== DATA LISTING ==
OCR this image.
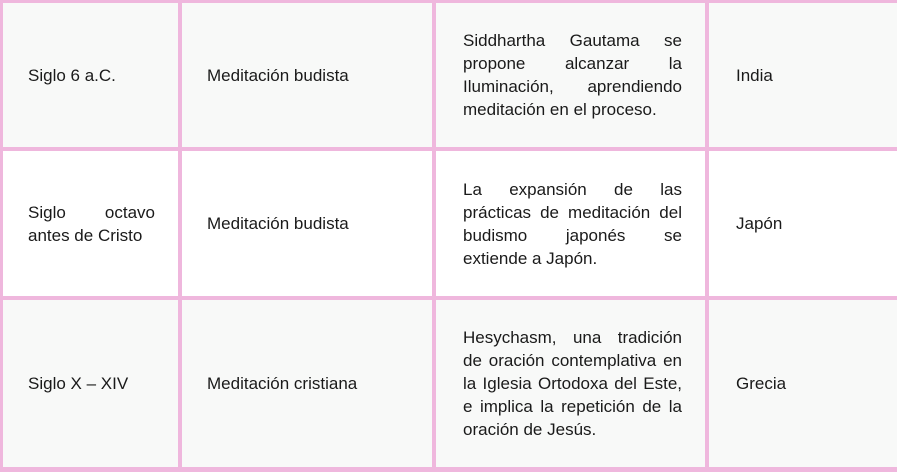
Siglo 6 a.C.	Meditación budista
Siddhartha Gautama se propone alcanzar la Iluminación, aprendiendo meditación en el proceso.
India
Siglo octavo antes de Cristo
Meditación budista
La expansión de las prácticas de meditación del budismo japonés se extiende a Japón.
Japón
Siglo X – XIV	Meditación cristiana
Hesychasm, una tradición de oración contemplativa en la Iglesia Ortodoxa del Este, e implica la repetición de la oración de Jesús.
Grecia
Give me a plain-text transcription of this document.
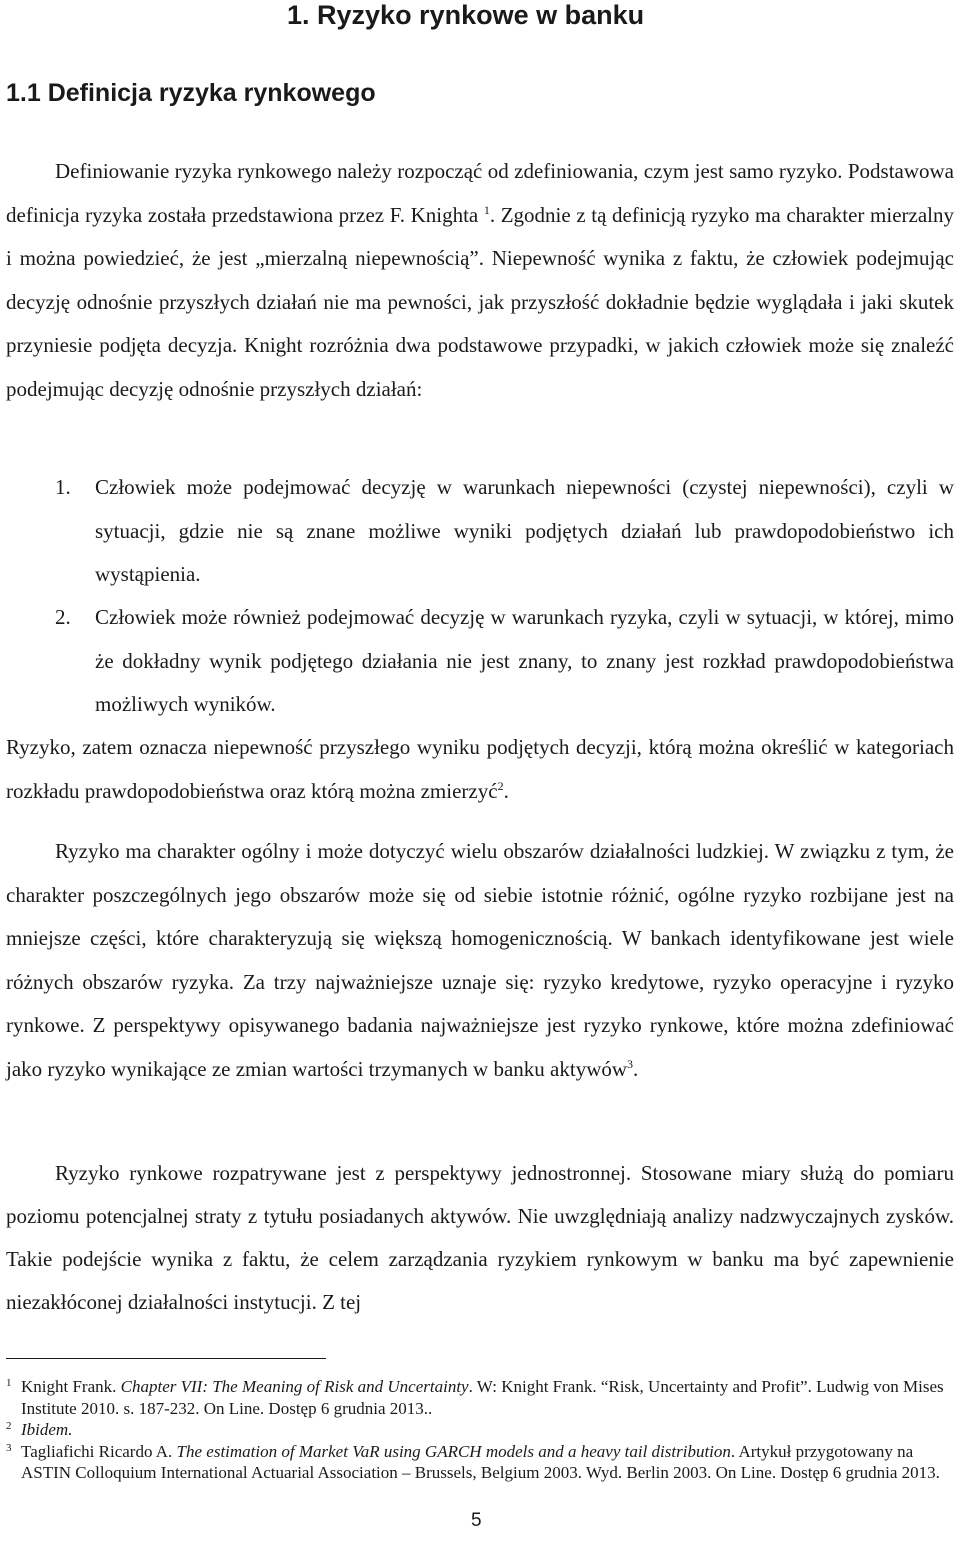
1. Ryzyko rynkowe w banku
1.1 Definicja ryzyka rynkowego

Definiowanie ryzyka rynkowego należy rozpocząć od zdefiniowania, czym jest samo ryzyko. Podstawowa definicja ryzyka została przedstawiona przez F. Knighta $^1$. Zgodnie z tą definicją ryzyko ma charakter mierzalny i można powiedzieć, że jest „mierzalną niepewnością”. Niepewność wynika z faktu, że człowiek podejmując decyzję odnośnie przyszłych działań nie ma pewności, jak przyszłość dokładnie będzie wyglądała i jaki skutek przyniesie podjęta decyzja. Knight rozróżnia dwa podstawowe przypadki, w jakich człowiek może się znaleźć podejmując decyzję odnośnie przyszłych działań:

1. Człowiek może podejmować decyzję w warunkach niepewności (czystej niepewności), czyli w sytuacji, gdzie nie są znane możliwe wyniki podjętych działań lub prawdopodobieństwo ich wystąpienia.
2. Człowiek może również podejmować decyzję w warunkach ryzyka, czyli w sytuacji, w której, mimo że dokładny wynik podjętego działania nie jest znany, to znany jest rozkład prawdopodobieństwa możliwych wyników.

Ryzyko, zatem oznacza niepewność przyszłego wyniku podjętych decyzji, którą można określić w kategoriach rozkładu prawdopodobieństwa oraz którą można zmierzyć$^2$.

Ryzyko ma charakter ogólny i może dotyczyć wielu obszarów działalności ludzkiej. W związku z tym, że charakter poszczególnych jego obszarów może się od siebie istotnie różnić, ogólne ryzyko rozbijane jest na mniejsze części, które charakteryzują się większą homogenicznością. W bankach identyfikowane jest wiele różnych obszarów ryzyka. Za trzy najważniejsze uznaje się: ryzyko kredytowe, ryzyko operacyjne i ryzyko rynkowe. Z perspektywy opisywanego badania najważniejsze jest ryzyko rynkowe, które można zdefiniować jako ryzyko wynikające ze zmian wartości trzymanych w banku aktywów$^3$.

Ryzyko rynkowe rozpatrywane jest z perspektywy jednostronnej. Stosowane miary służą do pomiaru poziomu potencjalnej straty z tytułu posiadanych aktywów. Nie uwzględniają analizy nadzwyczajnych zysków. Takie podejście wynika z faktu, że celem zarządzania ryzykiem rynkowym w banku ma być zapewnienie niezakłóconej działalności instytucji. Z tej

1 Knight Frank. Chapter VII: The Meaning of Risk and Uncertainty. W: Knight Frank. “Risk, Uncertainty and Profit”. Ludwig von Mises Institute 2010. s. 187-232. On Line. Dostęp 6 grudnia 2013..

2 Ibidem.

3 Tagliafichi Ricardo A. The estimation of Market VaR using GARCH models and a heavy tail distribution. Artykuł przygotowany na ASTIN Colloquium International Actuarial Association – Brussels, Belgium 2003. Wyd. Berlin 2003. On Line. Dostęp 6 grudnia 2013.

5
===
*TASK DIRECTIONS*. Reproduce each line word for word and drop the pictures.

*SOLUTION TO THIS EXERCISE*.
OCR this image.
Siglo 6 a.C.	Meditación budista
Siddhartha Gautama se propone alcanzar la Iluminación, aprendiendo meditación en el proceso.
India
Siglo octavo antes de Cristo
Meditación budista
La expansión de las prácticas de meditación del budismo japonés se extiende a Japón.
Japón
Siglo X – XIV	Meditación cristiana
Hesychasm, una tradición de oración contemplativa en la Iglesia Ortodoxa del Este, e implica la repetición de la oración de Jesús.
Grecia
Give me a plain-text transcription of this document.
1. Ryzyko rynkowe w banku
1.1 Definicja ryzyka rynkowego

Definiowanie ryzyka rynkowego należy rozpocząć od zdefiniowania, czym jest samo ryzyko. Podstawowa definicja ryzyka została przedstawiona przez F. Knighta $^1$. Zgodnie z tą definicją ryzyko ma charakter mierzalny i można powiedzieć, że jest „mierzalną niepewnością”. Niepewność wynika z faktu, że człowiek podejmując decyzję odnośnie przyszłych działań nie ma pewności, jak przyszłość dokładnie będzie wyglądała i jaki skutek przyniesie podjęta decyzja. Knight rozróżnia dwa podstawowe przypadki, w jakich człowiek może się znaleźć podejmując decyzję odnośnie przyszłych działań:

1. Człowiek może podejmować decyzję w warunkach niepewności (czystej niepewności), czyli w sytuacji, gdzie nie są znane możliwe wyniki podjętych działań lub prawdopodobieństwo ich wystąpienia.
2. Człowiek może również podejmować decyzję w warunkach ryzyka, czyli w sytuacji, w której, mimo że dokładny wynik podjętego działania nie jest znany, to znany jest rozkład prawdopodobieństwa możliwych wyników.

Ryzyko, zatem oznacza niepewność przyszłego wyniku podjętych decyzji, którą można określić w kategoriach rozkładu prawdopodobieństwa oraz którą można zmierzyć$^2$.

Ryzyko ma charakter ogólny i może dotyczyć wielu obszarów działalności ludzkiej. W związku z tym, że charakter poszczególnych jego obszarów może się od siebie istotnie różnić, ogólne ryzyko rozbijane jest na mniejsze części, które charakteryzują się większą homogenicznością. W bankach identyfikowane jest wiele różnych obszarów ryzyka. Za trzy najważniejsze uznaje się: ryzyko kredytowe, ryzyko operacyjne i ryzyko rynkowe. Z perspektywy opisywanego badania najważniejsze jest ryzyko rynkowe, które można zdefiniować jako ryzyko wynikające ze zmian wartości trzymanych w banku aktywów$^3$.

Ryzyko rynkowe rozpatrywane jest z perspektywy jednostronnej. Stosowane miary służą do pomiaru poziomu potencjalnej straty z tytułu posiadanych aktywów. Nie uwzględniają analizy nadzwyczajnych zysków. Takie podejście wynika z faktu, że celem zarządzania ryzykiem rynkowym w banku ma być zapewnienie niezakłóconej działalności instytucji. Z tej

1 Knight Frank. Chapter VII: The Meaning of Risk and Uncertainty. W: Knight Frank. “Risk, Uncertainty and Profit”. Ludwig von Mises Institute 2010. s. 187-232. On Line. Dostęp 6 grudnia 2013..

2 Ibidem.

3 Tagliafichi Ricardo A. The estimation of Market VaR using GARCH models and a heavy tail distribution. Artykuł przygotowany na ASTIN Colloquium International Actuarial Association – Brussels, Belgium 2003. Wyd. Berlin 2003. On Line. Dostęp 6 grudnia 2013.

5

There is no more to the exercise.